§ **Problem**: Single out the lines that include the word "红叶石楠等". Copy them.

§ **Dataset rows**:
-- Start --

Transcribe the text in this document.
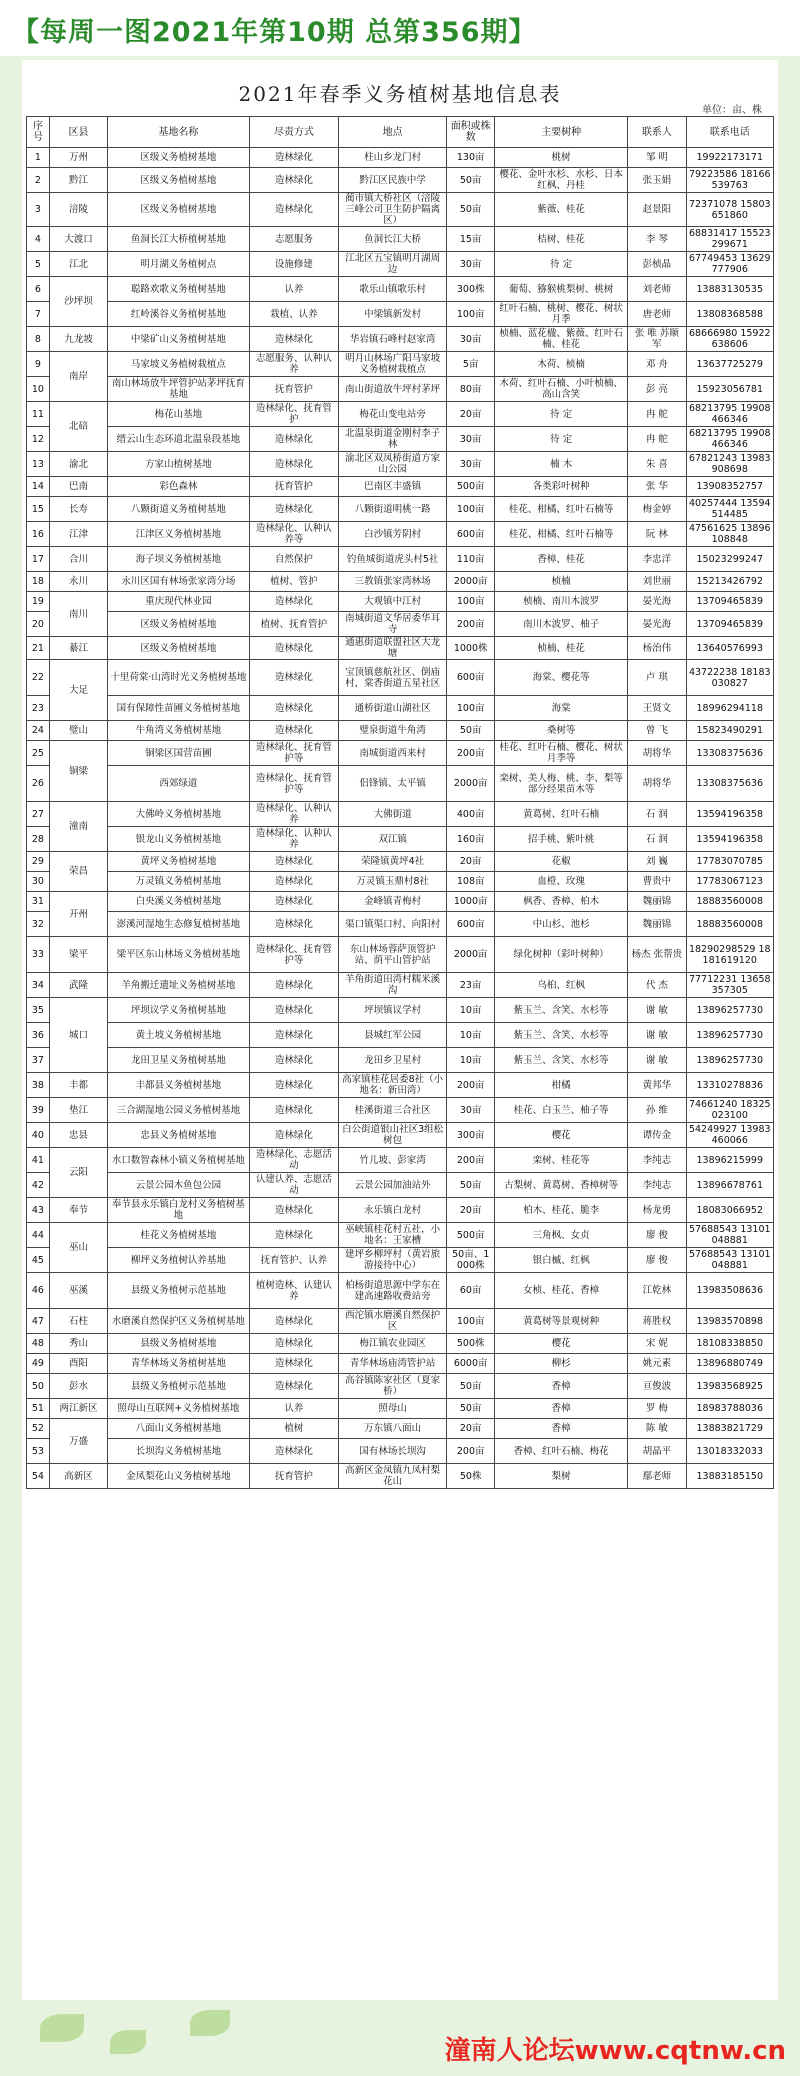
【每周一图2021年第10期 总第356期】
2021年春季义务植树基地信息表
单位：亩、株
序号	区县	基地名称	尽责方式	地点	面积或株数	主要树种	联系人	联系电话
1	万州	区级义务植树基地	造林绿化	柱山乡龙门村	130亩	桃树	邹 明	19922173171
2	黔江	区级义务植树基地	造林绿化	黔江区民族中学	50亩	樱花、金叶水杉、水杉、日本红枫、丹桂	张玉娟	79223586 18166539763
3	涪陵	区级义务植树基地	造林绿化	蔺市镇大桥社区（涪陵三峰公司卫生防护隔离区）	50亩	紫薇、桂花	赵景阳	72371078 15803651860
4	大渡口	鱼洞长江大桥植树基地	志愿服务	鱼洞长江大桥	15亩	桔树、桂花	李 琴	68831417 15523299671
5	江北	明月湖义务植树点	设施修建	江北区五宝镇明月湖周边	30亩	待 定	彭桢晶	67749453 13629777906
6	沙坪坝	聪路欢歌义务植树基地	认养	歌乐山镇歌乐村	300株	葡萄、猕猴桃梨树、桃树	刘老师	13883130535
7		红岭溪谷义务植树基地	栽植、认养	中梁镇新发村	100亩	红叶石楠、桃树、樱花、树状月季	唐老师	13808368588
8	九龙坡	中梁矿山义务植树基地	造林绿化	华岩镇石峰村赵家湾	30亩	桢楠、蓝花楹、紫薇、红叶石楠、桂花	张 唯 苏顺军	68666980 15922638606
9	南岸	马家坡义务植树栽植点	志愿服务、认种认养	明月山林场广阳马家坡义务植树栽植点	5亩	木荷、桢楠	邓 舟	13637725279
10		南山林场放牛坪管护站茅坪抚育基地	抚育管护	南山街道放牛坪村茅坪	80亩	木荷、红叶石楠、小叶桢楠、高山含笑	彭 亮	15923056781
11	北碚	梅花山基地	造林绿化、抚育管护	梅花山变电站旁	20亩	待 定	冉 舵	68213795 19908466346
12		缙云山生态环道北温泉段基地	造林绿化	北温泉街道金刚村李子林	30亩	待 定	冉 舵	68213795 19908466346
13	渝北	方家山植树基地	造林绿化	渝北区双凤桥街道方家山公园	30亩	楠 木	朱 喜	67821243 13983908698
14	巴南	彩色森林	抚育管护	巴南区丰盛镇	500亩	各类彩叶树种	张 华	13908352757
15	长寿	八颗街道义务植树基地	造林绿化	八颗街道明桃一路	100亩	桂花、柑橘、红叶石楠等	梅金婷	40257444 13594514485
16	江津	江津区义务植树基地	造林绿化、认种认养等	白沙镇芳阴村	600亩	桂花、柑橘、红叶石楠等	阮 林	47561625 13896108848
17	合川	海子坝义务植树基地	自然保护	钓鱼城街道虎头村5社	110亩	香樟、桂花	李忠洋	15023299247
18	永川	永川区国有林场张家湾分场	植树、管护	三教镇张家湾林场	2000亩	桢楠	刘世丽	15213426792
19	南川	重庆现代林业园	造林绿化	大观镇中江村	100亩	桢楠、南川木波罗	晏光海	13709465839
20		区级义务植树基地	植树、抚育管护	南城街道文华居委华耳寺	200亩	南川木波罗、柚子	晏光海	13709465839
21	綦江	区级义务植树基地	造林绿化	通惠街道联盟社区大龙塘	1000株	桢楠、桂花	杨治伟	13640576993
22	大足	十里荷棠·山湾时光义务植树基地	造林绿化	宝顶镇慈航社区、倒庙村，棠香街道五星社区	600亩	海棠、樱花等	卢 琪	43722238 18183030827
23		国有保障性苗圃义务植树基地	造林绿化	通桥街道山湖社区	100亩	海棠	王贤文	18996294118
24	璧山	牛角湾义务植树基地	造林绿化	璧泉街道牛角湾	50亩	桑树等	曾 飞	15823490291
25	铜梁	铜梁区国营苗圃	造林绿化、抚育管护等	南城街道西来村	200亩	桂花、红叶石楠、樱花、树状月季等	胡将华	13308375636
26		西郊绿道	造林绿化、抚育管护等	侣锋镇、太平镇	2000亩	栾树、美人梅、桃、李、梨等部分经果苗木等	胡将华	13308375636
27	潼南	大佛岭义务植树基地	造林绿化、认种认养	大佛街道	400亩	黄葛树、红叶石楠	石 润	13594196358
28		银龙山义务植树基地	造林绿化、认种认养	双江镇	160亩	招手桃、紫叶桃	石 润	13594196358
29	荣昌	黄坪义务植树基地	造林绿化	荣隆镇黄坪4社	20亩	花椒	刘 巍	17783070785
30		万灵镇义务植树基地	造林绿化	万灵镇玉鼎村8社	108亩	血橙、玫瑰	曹贵中	17783067123
31	开州	白央溪义务植树基地	造林绿化	金峰镇青梅村	1000亩	枫香、香樟、柏木	魏丽锦	18883560008
32		澎溪河湿地生态修复植树基地	造林绿化	渠口镇渠口村、向阳村	600亩	中山杉、池杉	魏丽锦	18883560008
33	梁平	梁平区东山林场义务植树基地	造林绿化、抚育管护等	东山林场蓉萨顶管护站、荫平山管护站	2000亩	绿化树种（彩叶树种）	杨杰 张帮贵	18290298529 18181619120
34	武隆	羊角搬迁遗址义务植树基地	造林绿化	羊角街道田湾村糯米溪沟	23亩	乌桕、红枫	代 杰	77712231 13658357305
35	城口	坪坝议学义务植树基地	造林绿化	坪坝镇议学村	10亩	紫玉兰、含笑、水杉等	谢 敏	13896257730
36		黄土坡义务植树基地	造林绿化	县城红军公园	10亩	紫玉兰、含笑、水杉等	谢 敏	13896257730
37		龙田卫星义务植树基地	造林绿化	龙田乡卫星村	10亩	紫玉兰、含笑、水杉等	谢 敏	13896257730
38	丰都	丰都县义务植树基地	造林绿化	高家镇桂花居委8社（小地名：新田湾）	200亩	柑橘	黄邦华	13310278836
39	垫江	三合湖湿地公园义务植树基地	造林绿化	桂溪街道三合社区	30亩	桂花、白玉兰、柚子等	孙 维	74661240 18325023100
40	忠县	忠县义务植树基地	造林绿化	白公街道银山社区3组松树包	300亩	樱花	谭传金	54249927 13983460066
41	云阳	水口数智森林小镇义务植树基地	造林绿化、志愿活动	竹儿坡、彭家湾	200亩	栾树、桂花等	李纯志	13896215999
42		云景公园木鱼包公园	认建认养、志愿活动	云景公园加油站外	50亩	古梨树、黄葛树、香樟树等	李纯志	13896678761
43	奉节	奉节县永乐镇白龙村义务植树基地	造林绿化	永乐镇白龙村	20亩	柏木、桂花、脆李	杨龙勇	18083066952
44	巫山	桂花义务植树基地	造林绿化	巫峡镇桂花村五社，小地名：王家槽	500亩	三角枫、女贞	廖 俊	57688543 13101048881
45		柳坪义务植树认养基地	抚育管护、认养	建坪乡柳坪村（黄岩旅游接待中心）	50亩、1000株	银白槭、红枫	廖 俊	57688543 13101048881
46	巫溪	县级义务植树示范基地	植树造林、认建认养	柏杨街道思源中学东在建高速路收费站旁	60亩	女桢、桂花、香樟	江乾林	13983508636
47	石柱	水磨溪自然保护区义务植树基地	造林绿化	西沱镇水磨溪自然保护区	100亩	黄葛树等景观树种	蒋胜权	13983570898
48	秀山	县级义务植树基地	造林绿化	梅江镇农业园区	500株	樱花	宋 妮	18108338850
49	酉阳	青华林场义务植树基地	造林绿化	青华林场庙湾管护站	6000亩	柳杉	姚元素	13896880749
50	彭水	县级义务植树示范基地	造林绿化	高谷镇陈家社区（夏家桥）	50亩	香樟	亘俊波	13983568925
51	两江新区	照母山互联网+义务植树基地	认养	照母山	50亩	香樟	罗 梅	18983788036
52	万盛	八面山义务植树基地	植树	万东镇八面山	20亩	香樟	陈 敏	13883821729
53		长坝沟义务植树基地	造林绿化	国有林场长坝沟	200亩	香樟、红叶石楠、梅花	胡晶平	13018332033
54	高新区	金凤梨花山义务植树基地	抚育管护	高新区金凤镇九凤村梨花山	50株	梨树	鄢老师	13883185150
潼南人论坛www.cqtnw.cn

-- End --

§ **Solution**:
15	长寿	八颗街道义务植树基地	造林绿化	八颗街道明桃一路	100亩	桂花、柑橘、红叶石楠等	梅金婷	40257444 13594514485
16	江津	江津区义务植树基地	造林绿化、认种认养等	白沙镇芳阴村	600亩	桂花、柑橘、红叶石楠等	阮 林	47561625 13896108848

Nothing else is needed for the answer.